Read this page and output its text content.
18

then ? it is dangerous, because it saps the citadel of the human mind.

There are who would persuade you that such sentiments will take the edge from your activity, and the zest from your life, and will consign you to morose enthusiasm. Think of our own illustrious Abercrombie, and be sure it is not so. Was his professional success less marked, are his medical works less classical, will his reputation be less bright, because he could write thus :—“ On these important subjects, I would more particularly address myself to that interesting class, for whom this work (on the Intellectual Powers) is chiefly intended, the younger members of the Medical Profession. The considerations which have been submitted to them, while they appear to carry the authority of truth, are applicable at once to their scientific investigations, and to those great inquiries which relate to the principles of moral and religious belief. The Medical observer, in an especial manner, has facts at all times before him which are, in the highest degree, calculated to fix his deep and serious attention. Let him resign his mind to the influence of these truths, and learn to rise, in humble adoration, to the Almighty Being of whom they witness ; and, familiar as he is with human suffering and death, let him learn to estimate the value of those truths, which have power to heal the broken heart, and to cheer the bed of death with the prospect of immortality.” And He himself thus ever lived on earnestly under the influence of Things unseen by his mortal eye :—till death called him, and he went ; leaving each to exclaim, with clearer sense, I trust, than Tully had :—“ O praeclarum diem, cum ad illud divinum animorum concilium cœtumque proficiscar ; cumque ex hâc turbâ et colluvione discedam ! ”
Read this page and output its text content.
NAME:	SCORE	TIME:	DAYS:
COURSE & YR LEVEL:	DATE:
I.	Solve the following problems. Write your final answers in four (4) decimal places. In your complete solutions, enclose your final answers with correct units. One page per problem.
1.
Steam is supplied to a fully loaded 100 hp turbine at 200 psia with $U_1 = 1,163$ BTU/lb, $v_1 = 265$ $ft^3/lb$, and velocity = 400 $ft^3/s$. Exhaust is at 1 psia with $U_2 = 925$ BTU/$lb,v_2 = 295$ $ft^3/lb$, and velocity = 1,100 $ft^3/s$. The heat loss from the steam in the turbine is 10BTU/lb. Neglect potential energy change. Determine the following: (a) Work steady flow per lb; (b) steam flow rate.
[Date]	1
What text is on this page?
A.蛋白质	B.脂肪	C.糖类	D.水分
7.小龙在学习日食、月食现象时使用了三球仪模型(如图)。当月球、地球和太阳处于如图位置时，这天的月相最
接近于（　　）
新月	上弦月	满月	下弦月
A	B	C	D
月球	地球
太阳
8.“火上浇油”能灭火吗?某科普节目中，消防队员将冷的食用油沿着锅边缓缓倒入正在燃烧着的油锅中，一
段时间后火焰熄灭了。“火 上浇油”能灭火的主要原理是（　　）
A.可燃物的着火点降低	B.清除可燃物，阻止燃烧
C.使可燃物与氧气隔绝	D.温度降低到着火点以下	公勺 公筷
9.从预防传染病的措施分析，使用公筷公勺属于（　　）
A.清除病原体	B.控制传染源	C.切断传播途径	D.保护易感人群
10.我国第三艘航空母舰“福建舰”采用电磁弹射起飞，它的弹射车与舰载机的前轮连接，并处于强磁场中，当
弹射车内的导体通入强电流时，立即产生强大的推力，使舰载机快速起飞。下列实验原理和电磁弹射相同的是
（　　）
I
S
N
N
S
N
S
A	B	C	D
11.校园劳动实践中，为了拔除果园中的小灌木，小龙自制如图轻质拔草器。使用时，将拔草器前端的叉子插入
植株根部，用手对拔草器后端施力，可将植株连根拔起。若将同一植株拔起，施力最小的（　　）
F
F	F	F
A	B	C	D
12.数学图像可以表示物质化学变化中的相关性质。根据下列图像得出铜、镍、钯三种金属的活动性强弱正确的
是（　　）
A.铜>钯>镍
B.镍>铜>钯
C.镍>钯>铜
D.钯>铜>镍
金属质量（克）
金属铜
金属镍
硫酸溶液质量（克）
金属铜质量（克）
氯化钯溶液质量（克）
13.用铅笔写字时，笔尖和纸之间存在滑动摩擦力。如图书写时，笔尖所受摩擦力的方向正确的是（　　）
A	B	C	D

────────────────────

* [WHAT IS REQUIRED] Reproduce every record above exactly as it appears.

* [ANSWER TO THIS PROBLEM]
Read this page and output its text content.
18

then ? it is dangerous, because it saps the citadel of the human mind.

There are who would persuade you that such sentiments will take the edge from your activity, and the zest from your life, and will consign you to morose enthusiasm. Think of our own illustrious Abercrombie, and be sure it is not so. Was his professional success less marked, are his medical works less classical, will his reputation be less bright, because he could write thus :—“ On these important subjects, I would more particularly address myself to that interesting class, for whom this work (on the Intellectual Powers) is chiefly intended, the younger members of the Medical Profession. The considerations which have been submitted to them, while they appear to carry the authority of truth, are applicable at once to their scientific investigations, and to those great inquiries which relate to the principles of moral and religious belief. The Medical observer, in an especial manner, has facts at all times before him which are, in the highest degree, calculated to fix his deep and serious attention. Let him resign his mind to the influence of these truths, and learn to rise, in humble adoration, to the Almighty Being of whom they witness ; and, familiar as he is with human suffering and death, let him learn to estimate the value of those truths, which have power to heal the broken heart, and to cheer the bed of death with the prospect of immortality.” And He himself thus ever lived on earnestly under the influence of Things unseen by his mortal eye :—till death called him, and he went ; leaving each to exclaim, with clearer sense, I trust, than Tully had :—“ O praeclarum diem, cum ad illud divinum animorum concilium cœtumque proficiscar ; cumque ex hâc turbâ et colluvione discedam ! ”
Read this page and output its text content.
NAME:	SCORE	TIME:	DAYS:
COURSE & YR LEVEL:	DATE:
I.	Solve the following problems. Write your final answers in four (4) decimal places. In your complete solutions, enclose your final answers with correct units. One page per problem.
1.
Steam is supplied to a fully loaded 100 hp turbine at 200 psia with $U_1 = 1,163$ BTU/lb, $v_1 = 265$ $ft^3/lb$, and velocity = 400 $ft^3/s$. Exhaust is at 1 psia with $U_2 = 925$ BTU/$lb,v_2 = 295$ $ft^3/lb$, and velocity = 1,100 $ft^3/s$. The heat loss from the steam in the turbine is 10BTU/lb. Neglect potential energy change. Determine the following: (a) Work steady flow per lb; (b) steam flow rate.
[Date]	1
What text is on this page?
A.蛋白质	B.脂肪	C.糖类	D.水分
7.小龙在学习日食、月食现象时使用了三球仪模型(如图)。当月球、地球和太阳处于如图位置时，这天的月相最
接近于（　　）
新月	上弦月	满月	下弦月
A	B	C	D
月球	地球
太阳
8.“火上浇油”能灭火吗?某科普节目中，消防队员将冷的食用油沿着锅边缓缓倒入正在燃烧着的油锅中，一
段时间后火焰熄灭了。“火 上浇油”能灭火的主要原理是（　　）
A.可燃物的着火点降低	B.清除可燃物，阻止燃烧
C.使可燃物与氧气隔绝	D.温度降低到着火点以下	公勺 公筷
9.从预防传染病的措施分析，使用公筷公勺属于（　　）
A.清除病原体	B.控制传染源	C.切断传播途径	D.保护易感人群
10.我国第三艘航空母舰“福建舰”采用电磁弹射起飞，它的弹射车与舰载机的前轮连接，并处于强磁场中，当
弹射车内的导体通入强电流时，立即产生强大的推力，使舰载机快速起飞。下列实验原理和电磁弹射相同的是
（　　）
I
S
N
N
S
N
S
A	B	C	D
11.校园劳动实践中，为了拔除果园中的小灌木，小龙自制如图轻质拔草器。使用时，将拔草器前端的叉子插入
植株根部，用手对拔草器后端施力，可将植株连根拔起。若将同一植株拔起，施力最小的（　　）
F
F	F	F
A	B	C	D
12.数学图像可以表示物质化学变化中的相关性质。根据下列图像得出铜、镍、钯三种金属的活动性强弱正确的
是（　　）
A.铜>钯>镍
B.镍>铜>钯
C.镍>钯>铜
D.钯>铜>镍
金属质量（克）
金属铜
金属镍
硫酸溶液质量（克）
金属铜质量（克）
氯化钯溶液质量（克）
13.用铅笔写字时，笔尖和纸之间存在滑动摩擦力。如图书写时，笔尖所受摩擦力的方向正确的是（　　）
A	B	C	D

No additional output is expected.